[Begin Data for this exercise]
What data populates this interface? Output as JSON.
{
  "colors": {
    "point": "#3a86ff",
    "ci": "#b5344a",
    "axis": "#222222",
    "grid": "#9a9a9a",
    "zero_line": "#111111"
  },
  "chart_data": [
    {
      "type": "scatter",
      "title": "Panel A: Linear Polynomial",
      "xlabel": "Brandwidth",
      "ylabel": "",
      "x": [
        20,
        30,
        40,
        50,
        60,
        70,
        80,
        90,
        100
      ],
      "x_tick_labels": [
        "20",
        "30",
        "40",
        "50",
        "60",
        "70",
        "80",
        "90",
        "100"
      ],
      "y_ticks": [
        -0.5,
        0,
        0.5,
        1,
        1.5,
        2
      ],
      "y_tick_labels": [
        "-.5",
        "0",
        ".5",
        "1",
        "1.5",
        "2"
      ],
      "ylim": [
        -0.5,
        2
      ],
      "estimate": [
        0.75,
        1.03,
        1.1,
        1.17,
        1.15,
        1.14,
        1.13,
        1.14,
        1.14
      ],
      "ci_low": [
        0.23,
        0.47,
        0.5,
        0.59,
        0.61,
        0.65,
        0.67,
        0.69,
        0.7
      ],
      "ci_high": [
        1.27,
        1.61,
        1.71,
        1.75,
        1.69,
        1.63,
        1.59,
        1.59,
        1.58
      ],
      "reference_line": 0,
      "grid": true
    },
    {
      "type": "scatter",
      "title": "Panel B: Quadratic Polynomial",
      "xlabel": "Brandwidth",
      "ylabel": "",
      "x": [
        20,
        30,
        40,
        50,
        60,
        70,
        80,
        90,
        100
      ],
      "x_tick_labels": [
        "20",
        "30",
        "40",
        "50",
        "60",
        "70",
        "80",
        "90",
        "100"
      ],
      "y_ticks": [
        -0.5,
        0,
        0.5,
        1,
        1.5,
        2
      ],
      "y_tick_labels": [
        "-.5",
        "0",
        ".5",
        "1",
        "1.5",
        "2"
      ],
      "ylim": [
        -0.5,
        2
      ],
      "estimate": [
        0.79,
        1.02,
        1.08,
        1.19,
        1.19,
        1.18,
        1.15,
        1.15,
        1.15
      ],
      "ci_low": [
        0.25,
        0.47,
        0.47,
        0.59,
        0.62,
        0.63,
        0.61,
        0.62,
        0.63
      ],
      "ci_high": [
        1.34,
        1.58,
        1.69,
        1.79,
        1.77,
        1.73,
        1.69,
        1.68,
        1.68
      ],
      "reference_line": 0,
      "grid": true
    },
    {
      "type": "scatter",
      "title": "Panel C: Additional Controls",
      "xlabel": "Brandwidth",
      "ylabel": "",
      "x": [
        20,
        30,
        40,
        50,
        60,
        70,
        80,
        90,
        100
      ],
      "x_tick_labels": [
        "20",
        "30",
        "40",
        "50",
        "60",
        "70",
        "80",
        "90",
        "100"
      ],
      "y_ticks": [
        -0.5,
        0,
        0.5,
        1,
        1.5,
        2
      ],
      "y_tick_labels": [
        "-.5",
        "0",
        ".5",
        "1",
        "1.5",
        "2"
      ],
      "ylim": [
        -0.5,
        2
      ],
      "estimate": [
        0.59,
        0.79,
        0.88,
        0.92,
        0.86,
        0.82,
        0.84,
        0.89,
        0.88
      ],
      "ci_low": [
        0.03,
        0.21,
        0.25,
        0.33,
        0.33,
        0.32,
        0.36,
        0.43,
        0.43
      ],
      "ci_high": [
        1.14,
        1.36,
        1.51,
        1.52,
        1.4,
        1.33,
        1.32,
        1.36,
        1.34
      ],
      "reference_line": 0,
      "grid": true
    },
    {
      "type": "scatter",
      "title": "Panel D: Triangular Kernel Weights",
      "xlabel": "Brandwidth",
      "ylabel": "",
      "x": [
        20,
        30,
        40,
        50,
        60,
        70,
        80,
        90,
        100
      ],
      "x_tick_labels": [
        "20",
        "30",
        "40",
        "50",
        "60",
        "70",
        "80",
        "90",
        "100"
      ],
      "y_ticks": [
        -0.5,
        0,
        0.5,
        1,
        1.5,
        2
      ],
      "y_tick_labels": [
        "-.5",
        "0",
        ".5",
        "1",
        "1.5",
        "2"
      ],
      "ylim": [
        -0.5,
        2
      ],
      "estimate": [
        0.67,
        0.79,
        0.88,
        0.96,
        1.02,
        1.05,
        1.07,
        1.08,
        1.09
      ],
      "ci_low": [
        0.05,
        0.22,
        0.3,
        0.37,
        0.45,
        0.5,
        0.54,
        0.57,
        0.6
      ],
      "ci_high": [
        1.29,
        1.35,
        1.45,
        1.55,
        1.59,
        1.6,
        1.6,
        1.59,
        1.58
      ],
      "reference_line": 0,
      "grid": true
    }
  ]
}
[End Data for this exercise]
- _Work instructions_
Copy all of the data. Keep every word exactly as it is.

- _Answer below_
What data populates this interface? Output as JSON.
{
  "colors": {
    "point": "#3a86ff",
    "ci": "#b5344a",
    "axis": "#222222",
    "grid": "#9a9a9a",
    "zero_line": "#111111"
  },
  "chart_data": [
    {
      "type": "scatter",
      "title": "Panel A: Linear Polynomial",
      "xlabel": "Brandwidth",
      "ylabel": "",
      "x": [
        20,
        30,
        40,
        50,
        60,
        70,
        80,
        90,
        100
      ],
      "x_tick_labels": [
        "20",
        "30",
        "40",
        "50",
        "60",
        "70",
        "80",
        "90",
        "100"
      ],
      "y_ticks": [
        -0.5,
        0,
        0.5,
        1,
        1.5,
        2
      ],
      "y_tick_labels": [
        "-.5",
        "0",
        ".5",
        "1",
        "1.5",
        "2"
      ],
      "ylim": [
        -0.5,
        2
      ],
      "estimate": [
        0.75,
        1.03,
        1.1,
        1.17,
        1.15,
        1.14,
        1.13,
        1.14,
        1.14
      ],
      "ci_low": [
        0.23,
        0.47,
        0.5,
        0.59,
        0.61,
        0.65,
        0.67,
        0.69,
        0.7
      ],
      "ci_high": [
        1.27,
        1.61,
        1.71,
        1.75,
        1.69,
        1.63,
        1.59,
        1.59,
        1.58
      ],
      "reference_line": 0,
      "grid": true
    },
    {
      "type": "scatter",
      "title": "Panel B: Quadratic Polynomial",
      "xlabel": "Brandwidth",
      "ylabel": "",
      "x": [
        20,
        30,
        40,
        50,
        60,
        70,
        80,
        90,
        100
      ],
      "x_tick_labels": [
        "20",
        "30",
        "40",
        "50",
        "60",
        "70",
        "80",
        "90",
        "100"
      ],
      "y_ticks": [
        -0.5,
        0,
        0.5,
        1,
        1.5,
        2
      ],
      "y_tick_labels": [
        "-.5",
        "0",
        ".5",
        "1",
        "1.5",
        "2"
      ],
      "ylim": [
        -0.5,
        2
      ],
      "estimate": [
        0.79,
        1.02,
        1.08,
        1.19,
        1.19,
        1.18,
        1.15,
        1.15,
        1.15
      ],
      "ci_low": [
        0.25,
        0.47,
        0.47,
        0.59,
        0.62,
        0.63,
        0.61,
        0.62,
        0.63
      ],
      "ci_high": [
        1.34,
        1.58,
        1.69,
        1.79,
        1.77,
        1.73,
        1.69,
        1.68,
        1.68
      ],
      "reference_line": 0,
      "grid": true
    },
    {
      "type": "scatter",
      "title": "Panel C: Additional Controls",
      "xlabel": "Brandwidth",
      "ylabel": "",
      "x": [
        20,
        30,
        40,
        50,
        60,
        70,
        80,
        90,
        100
      ],
      "x_tick_labels": [
        "20",
        "30",
        "40",
        "50",
        "60",
        "70",
        "80",
        "90",
        "100"
      ],
      "y_ticks": [
        -0.5,
        0,
        0.5,
        1,
        1.5,
        2
      ],
      "y_tick_labels": [
        "-.5",
        "0",
        ".5",
        "1",
        "1.5",
        "2"
      ],
      "ylim": [
        -0.5,
        2
      ],
      "estimate": [
        0.59,
        0.79,
        0.88,
        0.92,
        0.86,
        0.82,
        0.84,
        0.89,
        0.88
      ],
      "ci_low": [
        0.03,
        0.21,
        0.25,
        0.33,
        0.33,
        0.32,
        0.36,
        0.43,
        0.43
      ],
      "ci_high": [
        1.14,
        1.36,
        1.51,
        1.52,
        1.4,
        1.33,
        1.32,
        1.36,
        1.34
      ],
      "reference_line": 0,
      "grid": true
    },
    {
      "type": "scatter",
      "title": "Panel D: Triangular Kernel Weights",
      "xlabel": "Brandwidth",
      "ylabel": "",
      "x": [
        20,
        30,
        40,
        50,
        60,
        70,
        80,
        90,
        100
      ],
      "x_tick_labels": [
        "20",
        "30",
        "40",
        "50",
        "60",
        "70",
        "80",
        "90",
        "100"
      ],
      "y_ticks": [
        -0.5,
        0,
        0.5,
        1,
        1.5,
        2
      ],
      "y_tick_labels": [
        "-.5",
        "0",
        ".5",
        "1",
        "1.5",
        "2"
      ],
      "ylim": [
        -0.5,
        2
      ],
      "estimate": [
        0.67,
        0.79,
        0.88,
        0.96,
        1.02,
        1.05,
        1.07,
        1.08,
        1.09
      ],
      "ci_low": [
        0.05,
        0.22,
        0.3,
        0.37,
        0.45,
        0.5,
        0.54,
        0.57,
        0.6
      ],
      "ci_high": [
        1.29,
        1.35,
        1.45,
        1.55,
        1.59,
        1.6,
        1.6,
        1.59,
        1.58
      ],
      "reference_line": 0,
      "grid": true
    }
  ]
}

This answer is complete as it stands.